* Listed entries
## start

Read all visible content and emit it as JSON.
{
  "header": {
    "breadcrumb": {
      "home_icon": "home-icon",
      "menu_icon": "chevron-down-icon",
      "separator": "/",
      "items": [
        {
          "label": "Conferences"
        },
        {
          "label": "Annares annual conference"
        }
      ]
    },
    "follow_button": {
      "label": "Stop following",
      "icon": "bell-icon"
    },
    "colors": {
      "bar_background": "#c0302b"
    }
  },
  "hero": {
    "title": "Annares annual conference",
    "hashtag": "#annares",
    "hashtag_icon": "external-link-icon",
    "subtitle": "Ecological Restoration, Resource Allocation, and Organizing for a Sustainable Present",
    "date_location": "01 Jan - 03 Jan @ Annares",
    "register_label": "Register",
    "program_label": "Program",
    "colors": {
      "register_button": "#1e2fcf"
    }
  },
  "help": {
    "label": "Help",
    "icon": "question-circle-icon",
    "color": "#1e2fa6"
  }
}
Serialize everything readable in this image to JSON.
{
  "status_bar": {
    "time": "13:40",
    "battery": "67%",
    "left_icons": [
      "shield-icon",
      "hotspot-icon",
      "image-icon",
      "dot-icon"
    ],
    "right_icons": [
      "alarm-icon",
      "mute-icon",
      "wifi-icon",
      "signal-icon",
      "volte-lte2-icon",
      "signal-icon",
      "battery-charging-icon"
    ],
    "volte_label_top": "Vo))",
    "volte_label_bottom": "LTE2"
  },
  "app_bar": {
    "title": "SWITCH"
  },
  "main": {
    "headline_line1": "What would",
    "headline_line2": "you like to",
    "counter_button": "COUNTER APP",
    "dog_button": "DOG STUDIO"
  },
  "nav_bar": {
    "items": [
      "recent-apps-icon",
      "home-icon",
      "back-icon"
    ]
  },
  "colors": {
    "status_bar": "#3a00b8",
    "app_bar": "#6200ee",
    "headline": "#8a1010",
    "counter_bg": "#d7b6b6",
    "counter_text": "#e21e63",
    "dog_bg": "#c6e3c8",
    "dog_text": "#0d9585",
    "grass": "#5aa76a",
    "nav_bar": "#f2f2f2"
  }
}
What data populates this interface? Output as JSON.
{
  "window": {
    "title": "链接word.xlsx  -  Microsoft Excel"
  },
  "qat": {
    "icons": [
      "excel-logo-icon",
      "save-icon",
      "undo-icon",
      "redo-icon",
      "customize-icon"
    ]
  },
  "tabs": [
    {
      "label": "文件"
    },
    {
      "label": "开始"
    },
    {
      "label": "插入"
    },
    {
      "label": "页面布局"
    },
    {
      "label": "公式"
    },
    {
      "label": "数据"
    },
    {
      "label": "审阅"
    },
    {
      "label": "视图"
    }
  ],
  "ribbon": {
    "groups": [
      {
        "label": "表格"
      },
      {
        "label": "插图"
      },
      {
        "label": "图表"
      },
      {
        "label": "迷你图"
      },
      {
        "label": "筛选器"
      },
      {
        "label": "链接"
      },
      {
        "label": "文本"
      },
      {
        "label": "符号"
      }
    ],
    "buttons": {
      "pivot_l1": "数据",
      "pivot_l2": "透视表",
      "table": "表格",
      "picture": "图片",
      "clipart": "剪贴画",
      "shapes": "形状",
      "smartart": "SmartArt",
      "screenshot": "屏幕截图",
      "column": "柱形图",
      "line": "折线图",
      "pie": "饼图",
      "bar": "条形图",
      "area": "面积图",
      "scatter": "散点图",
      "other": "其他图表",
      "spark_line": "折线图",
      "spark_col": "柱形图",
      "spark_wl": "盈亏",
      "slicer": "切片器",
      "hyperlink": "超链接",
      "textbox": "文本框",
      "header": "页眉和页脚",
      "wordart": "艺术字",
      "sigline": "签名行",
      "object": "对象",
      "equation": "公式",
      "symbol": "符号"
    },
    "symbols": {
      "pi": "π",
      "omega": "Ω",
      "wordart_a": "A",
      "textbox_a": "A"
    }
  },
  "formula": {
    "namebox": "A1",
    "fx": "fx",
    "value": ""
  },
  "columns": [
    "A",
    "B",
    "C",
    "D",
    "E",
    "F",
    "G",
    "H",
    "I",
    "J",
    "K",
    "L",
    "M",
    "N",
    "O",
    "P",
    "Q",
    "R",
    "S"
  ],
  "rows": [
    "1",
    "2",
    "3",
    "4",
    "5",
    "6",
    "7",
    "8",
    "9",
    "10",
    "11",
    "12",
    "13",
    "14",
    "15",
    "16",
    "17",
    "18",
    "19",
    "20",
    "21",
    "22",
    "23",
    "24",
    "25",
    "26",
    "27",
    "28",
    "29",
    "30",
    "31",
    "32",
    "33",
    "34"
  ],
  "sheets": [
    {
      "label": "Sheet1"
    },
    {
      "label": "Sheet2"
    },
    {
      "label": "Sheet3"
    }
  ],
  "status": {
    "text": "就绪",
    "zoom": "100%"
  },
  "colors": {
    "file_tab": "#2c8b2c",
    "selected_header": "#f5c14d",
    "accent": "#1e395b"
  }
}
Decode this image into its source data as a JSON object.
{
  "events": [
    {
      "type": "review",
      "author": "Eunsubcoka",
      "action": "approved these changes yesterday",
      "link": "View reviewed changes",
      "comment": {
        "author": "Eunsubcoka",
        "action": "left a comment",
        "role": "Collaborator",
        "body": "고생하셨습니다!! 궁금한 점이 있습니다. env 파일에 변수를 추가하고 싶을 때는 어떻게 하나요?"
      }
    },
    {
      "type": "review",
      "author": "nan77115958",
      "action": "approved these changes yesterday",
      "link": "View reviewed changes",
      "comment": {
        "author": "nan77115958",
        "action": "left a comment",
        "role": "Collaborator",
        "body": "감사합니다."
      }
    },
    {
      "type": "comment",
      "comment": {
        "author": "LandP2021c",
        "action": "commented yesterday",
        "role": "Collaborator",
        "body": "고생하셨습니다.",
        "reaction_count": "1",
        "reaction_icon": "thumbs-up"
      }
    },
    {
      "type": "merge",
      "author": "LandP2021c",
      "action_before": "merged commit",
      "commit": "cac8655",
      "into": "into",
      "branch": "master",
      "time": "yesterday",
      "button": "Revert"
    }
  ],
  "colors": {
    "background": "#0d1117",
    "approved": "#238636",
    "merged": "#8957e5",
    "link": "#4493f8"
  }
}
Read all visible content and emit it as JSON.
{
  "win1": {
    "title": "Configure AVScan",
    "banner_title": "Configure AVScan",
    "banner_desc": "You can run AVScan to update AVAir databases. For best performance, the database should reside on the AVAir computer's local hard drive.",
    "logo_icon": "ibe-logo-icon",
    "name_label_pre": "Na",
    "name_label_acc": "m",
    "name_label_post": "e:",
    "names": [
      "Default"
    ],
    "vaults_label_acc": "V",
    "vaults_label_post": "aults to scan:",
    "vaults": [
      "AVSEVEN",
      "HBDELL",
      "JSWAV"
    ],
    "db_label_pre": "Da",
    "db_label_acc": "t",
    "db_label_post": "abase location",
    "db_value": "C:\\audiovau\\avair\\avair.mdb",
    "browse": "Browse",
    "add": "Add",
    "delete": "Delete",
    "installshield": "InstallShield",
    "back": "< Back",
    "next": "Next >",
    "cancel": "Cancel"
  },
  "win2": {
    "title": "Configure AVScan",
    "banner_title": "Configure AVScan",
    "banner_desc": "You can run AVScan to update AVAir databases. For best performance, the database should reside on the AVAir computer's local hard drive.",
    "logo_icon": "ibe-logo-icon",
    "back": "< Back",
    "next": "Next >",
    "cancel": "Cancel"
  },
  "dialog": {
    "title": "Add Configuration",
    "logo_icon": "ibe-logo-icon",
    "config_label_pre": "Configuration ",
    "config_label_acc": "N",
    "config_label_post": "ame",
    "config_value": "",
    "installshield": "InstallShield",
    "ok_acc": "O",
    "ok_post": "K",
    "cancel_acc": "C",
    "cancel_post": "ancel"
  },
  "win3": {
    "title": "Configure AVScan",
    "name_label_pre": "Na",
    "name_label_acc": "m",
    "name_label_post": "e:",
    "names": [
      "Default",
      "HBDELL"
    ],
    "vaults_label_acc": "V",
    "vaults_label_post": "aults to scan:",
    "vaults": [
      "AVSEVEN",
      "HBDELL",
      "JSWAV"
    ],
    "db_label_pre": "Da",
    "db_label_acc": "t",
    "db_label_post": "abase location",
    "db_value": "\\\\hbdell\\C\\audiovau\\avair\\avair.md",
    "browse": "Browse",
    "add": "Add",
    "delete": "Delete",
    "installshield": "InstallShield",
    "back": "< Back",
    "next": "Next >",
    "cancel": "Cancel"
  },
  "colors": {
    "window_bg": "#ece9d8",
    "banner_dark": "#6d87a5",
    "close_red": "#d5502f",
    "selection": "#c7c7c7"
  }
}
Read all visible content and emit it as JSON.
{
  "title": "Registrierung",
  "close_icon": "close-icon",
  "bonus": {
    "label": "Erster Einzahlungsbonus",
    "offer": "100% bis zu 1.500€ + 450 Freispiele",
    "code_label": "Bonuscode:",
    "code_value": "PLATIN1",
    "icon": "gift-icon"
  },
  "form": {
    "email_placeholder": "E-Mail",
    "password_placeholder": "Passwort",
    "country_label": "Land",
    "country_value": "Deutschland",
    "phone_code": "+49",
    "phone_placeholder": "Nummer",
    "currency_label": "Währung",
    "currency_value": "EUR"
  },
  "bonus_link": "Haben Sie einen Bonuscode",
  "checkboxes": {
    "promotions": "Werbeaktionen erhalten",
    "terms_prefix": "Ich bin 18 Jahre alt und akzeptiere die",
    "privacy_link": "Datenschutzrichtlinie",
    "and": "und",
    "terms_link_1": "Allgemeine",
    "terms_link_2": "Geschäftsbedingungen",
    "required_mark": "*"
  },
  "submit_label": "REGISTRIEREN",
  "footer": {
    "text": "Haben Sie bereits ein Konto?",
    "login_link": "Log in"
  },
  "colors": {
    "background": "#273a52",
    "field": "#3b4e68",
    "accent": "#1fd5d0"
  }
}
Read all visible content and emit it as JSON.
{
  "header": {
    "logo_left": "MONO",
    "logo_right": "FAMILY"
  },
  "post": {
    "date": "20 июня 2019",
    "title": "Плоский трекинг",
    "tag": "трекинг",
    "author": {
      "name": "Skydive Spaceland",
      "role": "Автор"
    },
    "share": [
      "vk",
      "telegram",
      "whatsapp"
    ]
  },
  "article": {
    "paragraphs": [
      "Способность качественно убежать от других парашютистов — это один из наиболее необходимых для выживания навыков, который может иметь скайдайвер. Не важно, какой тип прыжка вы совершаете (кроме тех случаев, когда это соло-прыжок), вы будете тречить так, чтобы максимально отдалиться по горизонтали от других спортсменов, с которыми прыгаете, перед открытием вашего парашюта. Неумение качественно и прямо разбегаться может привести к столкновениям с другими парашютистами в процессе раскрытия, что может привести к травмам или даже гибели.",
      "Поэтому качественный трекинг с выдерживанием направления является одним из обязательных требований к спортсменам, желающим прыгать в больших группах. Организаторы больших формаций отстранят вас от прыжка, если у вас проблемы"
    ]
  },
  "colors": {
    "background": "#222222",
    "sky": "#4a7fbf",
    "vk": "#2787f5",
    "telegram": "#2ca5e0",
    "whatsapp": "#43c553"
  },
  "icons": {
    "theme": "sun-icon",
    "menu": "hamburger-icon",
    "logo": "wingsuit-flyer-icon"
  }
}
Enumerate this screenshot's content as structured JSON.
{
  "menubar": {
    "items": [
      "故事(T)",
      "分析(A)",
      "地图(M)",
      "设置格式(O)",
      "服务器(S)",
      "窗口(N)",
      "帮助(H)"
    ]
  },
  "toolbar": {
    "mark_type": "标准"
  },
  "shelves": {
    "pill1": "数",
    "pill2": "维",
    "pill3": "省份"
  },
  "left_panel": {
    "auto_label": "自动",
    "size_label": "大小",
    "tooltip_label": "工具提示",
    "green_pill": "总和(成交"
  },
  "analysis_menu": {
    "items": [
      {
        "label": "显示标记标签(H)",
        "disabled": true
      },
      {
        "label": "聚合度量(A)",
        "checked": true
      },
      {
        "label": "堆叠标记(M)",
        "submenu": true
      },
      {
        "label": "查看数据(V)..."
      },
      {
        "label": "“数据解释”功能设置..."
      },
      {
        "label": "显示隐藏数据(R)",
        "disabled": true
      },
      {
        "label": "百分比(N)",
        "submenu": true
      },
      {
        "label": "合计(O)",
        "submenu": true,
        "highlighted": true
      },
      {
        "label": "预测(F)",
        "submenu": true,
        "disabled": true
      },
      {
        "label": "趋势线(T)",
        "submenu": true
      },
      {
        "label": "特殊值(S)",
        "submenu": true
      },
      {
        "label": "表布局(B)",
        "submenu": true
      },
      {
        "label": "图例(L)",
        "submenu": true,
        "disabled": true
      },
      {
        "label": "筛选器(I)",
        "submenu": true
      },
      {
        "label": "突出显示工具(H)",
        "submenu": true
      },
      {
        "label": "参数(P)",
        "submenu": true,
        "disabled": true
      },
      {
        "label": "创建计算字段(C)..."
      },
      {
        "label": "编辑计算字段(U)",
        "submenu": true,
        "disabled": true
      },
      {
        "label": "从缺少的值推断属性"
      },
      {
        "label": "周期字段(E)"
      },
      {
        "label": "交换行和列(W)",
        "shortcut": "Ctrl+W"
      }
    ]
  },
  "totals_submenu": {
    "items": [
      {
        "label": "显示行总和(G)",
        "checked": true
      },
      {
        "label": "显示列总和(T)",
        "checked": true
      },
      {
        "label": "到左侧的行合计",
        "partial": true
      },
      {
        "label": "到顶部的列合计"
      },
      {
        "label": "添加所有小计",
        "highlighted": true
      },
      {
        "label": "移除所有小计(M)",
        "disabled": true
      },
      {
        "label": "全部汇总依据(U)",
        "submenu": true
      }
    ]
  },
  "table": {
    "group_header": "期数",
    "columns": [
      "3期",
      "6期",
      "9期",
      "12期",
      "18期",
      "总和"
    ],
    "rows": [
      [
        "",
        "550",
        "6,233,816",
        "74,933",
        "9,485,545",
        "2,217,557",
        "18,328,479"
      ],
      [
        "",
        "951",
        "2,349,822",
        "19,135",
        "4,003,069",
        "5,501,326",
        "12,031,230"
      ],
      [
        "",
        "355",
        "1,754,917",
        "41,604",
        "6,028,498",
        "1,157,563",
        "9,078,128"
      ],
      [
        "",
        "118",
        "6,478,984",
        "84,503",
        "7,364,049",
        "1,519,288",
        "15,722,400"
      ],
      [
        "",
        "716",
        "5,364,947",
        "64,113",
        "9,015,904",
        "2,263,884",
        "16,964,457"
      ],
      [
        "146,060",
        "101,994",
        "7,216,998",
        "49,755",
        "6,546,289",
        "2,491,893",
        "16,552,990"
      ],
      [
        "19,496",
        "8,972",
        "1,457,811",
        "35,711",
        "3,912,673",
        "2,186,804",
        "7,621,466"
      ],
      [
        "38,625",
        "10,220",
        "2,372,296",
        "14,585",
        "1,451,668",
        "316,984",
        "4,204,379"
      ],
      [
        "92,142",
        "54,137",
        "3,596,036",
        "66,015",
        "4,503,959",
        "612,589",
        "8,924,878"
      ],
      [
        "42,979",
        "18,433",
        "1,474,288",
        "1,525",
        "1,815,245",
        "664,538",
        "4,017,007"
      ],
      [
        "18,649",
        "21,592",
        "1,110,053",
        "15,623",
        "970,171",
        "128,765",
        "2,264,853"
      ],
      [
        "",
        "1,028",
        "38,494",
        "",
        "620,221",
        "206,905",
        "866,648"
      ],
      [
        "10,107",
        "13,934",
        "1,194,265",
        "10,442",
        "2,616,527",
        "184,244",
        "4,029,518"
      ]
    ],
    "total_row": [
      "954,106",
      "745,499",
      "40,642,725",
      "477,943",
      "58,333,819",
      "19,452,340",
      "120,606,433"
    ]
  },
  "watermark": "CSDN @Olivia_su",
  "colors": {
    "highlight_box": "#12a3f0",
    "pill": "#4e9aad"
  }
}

## end

* Written task
How many lines in the records above contain the word "object"? Reply with the number alone.

* Task response
2